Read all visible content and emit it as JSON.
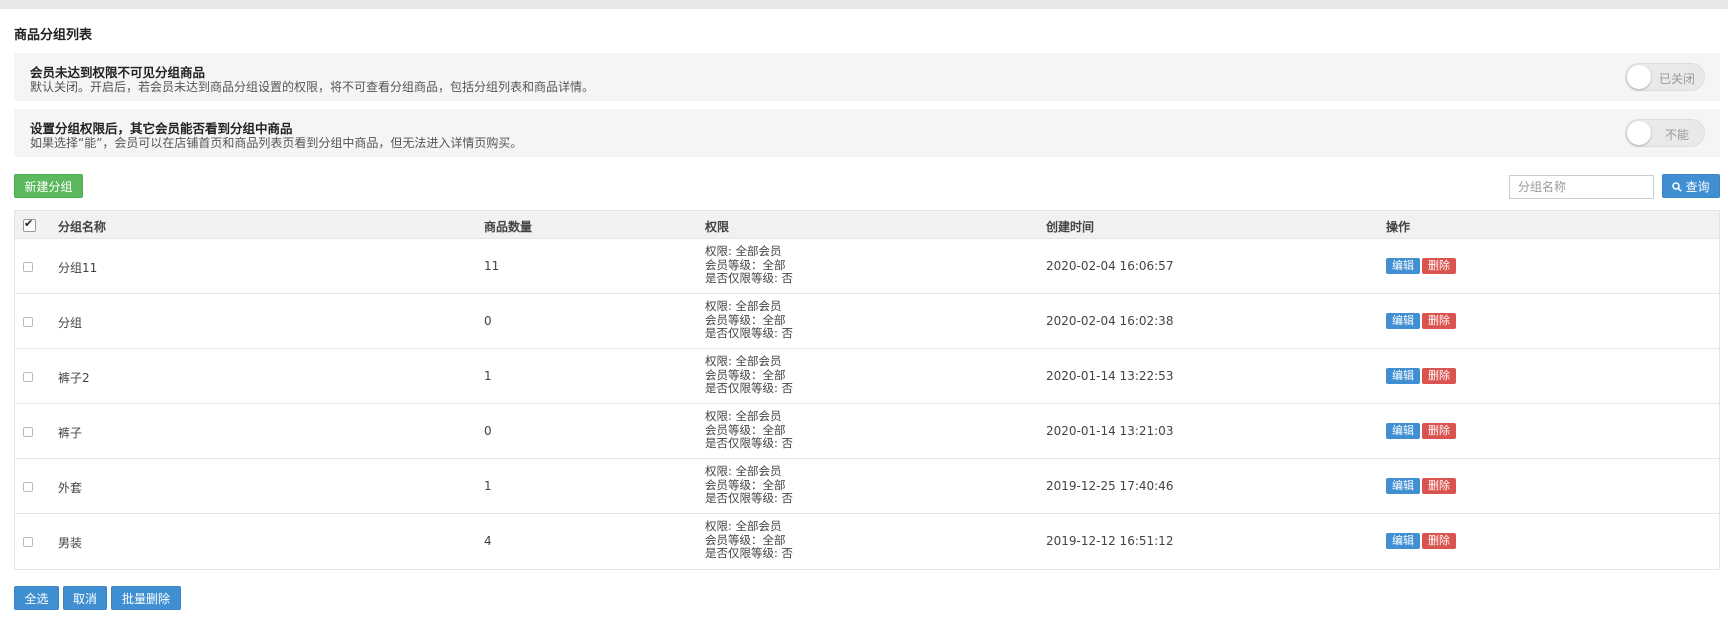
{
  "page": {
    "title": "商品分组列表"
  },
  "settings": [
    {
      "title": "会员未达到权限不可见分组商品",
      "desc": "默认关闭。开启后，若会员未达到商品分组设置的权限，将不可查看分组商品，包括分组列表和商品详情。",
      "toggle_label": "已关闭"
    },
    {
      "title": "设置分组权限后，其它会员能否看到分组中商品",
      "desc": "如果选择“能”，会员可以在店铺首页和商品列表页看到分组中商品，但无法进入详情页购买。",
      "toggle_label": "不能"
    }
  ],
  "toolbar": {
    "new_group": "新建分组",
    "search_placeholder": "分组名称",
    "search_button": "查询"
  },
  "table": {
    "headers": {
      "name": "分组名称",
      "count": "商品数量",
      "perm": "权限",
      "time": "创建时间",
      "ops": "操作"
    },
    "rows": [
      {
        "name": "分组11",
        "count": "11",
        "perm1": "权限: 全部会员",
        "perm2": "会员等级：全部",
        "perm3": "是否仅限等级: 否",
        "time": "2020-02-04 16:06:57"
      },
      {
        "name": "分组",
        "count": "0",
        "perm1": "权限: 全部会员",
        "perm2": "会员等级：全部",
        "perm3": "是否仅限等级: 否",
        "time": "2020-02-04 16:02:38"
      },
      {
        "name": "裤子2",
        "count": "1",
        "perm1": "权限: 全部会员",
        "perm2": "会员等级：全部",
        "perm3": "是否仅限等级: 否",
        "time": "2020-01-14 13:22:53"
      },
      {
        "name": "裤子",
        "count": "0",
        "perm1": "权限: 全部会员",
        "perm2": "会员等级：全部",
        "perm3": "是否仅限等级: 否",
        "time": "2020-01-14 13:21:03"
      },
      {
        "name": "外套",
        "count": "1",
        "perm1": "权限: 全部会员",
        "perm2": "会员等级：全部",
        "perm3": "是否仅限等级: 否",
        "time": "2019-12-25 17:40:46"
      },
      {
        "name": "男装",
        "count": "4",
        "perm1": "权限: 全部会员",
        "perm2": "会员等级：全部",
        "perm3": "是否仅限等级: 否",
        "time": "2019-12-12 16:51:12"
      }
    ],
    "edit_label": "编辑",
    "delete_label": "删除"
  },
  "bulk": {
    "select_all": "全选",
    "cancel": "取消",
    "batch_delete": "批量删除"
  },
  "colors": {
    "green": "#5cb85c",
    "blue": "#3f8fd2",
    "red": "#d9534f"
  },
  "icons": {
    "search": "search-icon",
    "select_all_checkbox": "checkbox-checked-icon"
  }
}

·····

**Your objective:** Extract, from the material above, each line holding the word "count".

**Solution below:**
      "count": "商品数量",
        "count": "11",
        "count": "0",
        "count": "1",
        "count": "0",
        "count": "1",
        "count": "4",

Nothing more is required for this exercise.